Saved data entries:

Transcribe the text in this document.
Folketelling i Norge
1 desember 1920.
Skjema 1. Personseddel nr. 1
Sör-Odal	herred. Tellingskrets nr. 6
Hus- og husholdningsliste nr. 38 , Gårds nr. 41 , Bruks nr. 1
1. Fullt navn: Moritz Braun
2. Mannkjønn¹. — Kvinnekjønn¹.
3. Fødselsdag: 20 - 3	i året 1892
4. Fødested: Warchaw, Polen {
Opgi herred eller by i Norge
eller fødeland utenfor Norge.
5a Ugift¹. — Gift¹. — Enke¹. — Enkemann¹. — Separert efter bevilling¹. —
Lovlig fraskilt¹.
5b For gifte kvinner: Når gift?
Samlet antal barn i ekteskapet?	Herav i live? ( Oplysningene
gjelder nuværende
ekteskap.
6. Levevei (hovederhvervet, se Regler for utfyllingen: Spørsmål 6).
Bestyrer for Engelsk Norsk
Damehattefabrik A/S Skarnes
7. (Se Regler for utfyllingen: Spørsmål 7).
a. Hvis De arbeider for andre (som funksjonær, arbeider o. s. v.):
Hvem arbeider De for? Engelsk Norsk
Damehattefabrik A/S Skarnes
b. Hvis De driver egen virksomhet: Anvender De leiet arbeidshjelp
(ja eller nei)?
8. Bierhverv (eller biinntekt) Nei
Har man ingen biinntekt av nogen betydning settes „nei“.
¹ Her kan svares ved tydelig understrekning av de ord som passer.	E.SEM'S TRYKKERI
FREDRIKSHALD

Required task »
Copy out each record exactly as given, omitting none.

Expected answer »
Transcribe the text in this document.
Folketelling i Norge
1 desember 1920.
Skjema 1. Personseddel nr. 1
Sör-Odal	herred. Tellingskrets nr. 6
Hus- og husholdningsliste nr. 38 , Gårds nr. 41 , Bruks nr. 1
1. Fullt navn: Moritz Braun
2. Mannkjønn¹. — Kvinnekjønn¹.
3. Fødselsdag: 20 - 3	i året 1892
4. Fødested: Warchaw, Polen {
Opgi herred eller by i Norge
eller fødeland utenfor Norge.
5a Ugift¹. — Gift¹. — Enke¹. — Enkemann¹. — Separert efter bevilling¹. —
Lovlig fraskilt¹.
5b For gifte kvinner: Når gift?
Samlet antal barn i ekteskapet?	Herav i live? ( Oplysningene
gjelder nuværende
ekteskap.
6. Levevei (hovederhvervet, se Regler for utfyllingen: Spørsmål 6).
Bestyrer for Engelsk Norsk
Damehattefabrik A/S Skarnes
7. (Se Regler for utfyllingen: Spørsmål 7).
a. Hvis De arbeider for andre (som funksjonær, arbeider o. s. v.):
Hvem arbeider De for? Engelsk Norsk
Damehattefabrik A/S Skarnes
b. Hvis De driver egen virksomhet: Anvender De leiet arbeidshjelp
(ja eller nei)?
8. Bierhverv (eller biinntekt) Nei
Har man ingen biinntekt av nogen betydning settes „nei“.
¹ Her kan svares ved tydelig understrekning av de ord som passer.	E.SEM'S TRYKKERI
FREDRIKSHALD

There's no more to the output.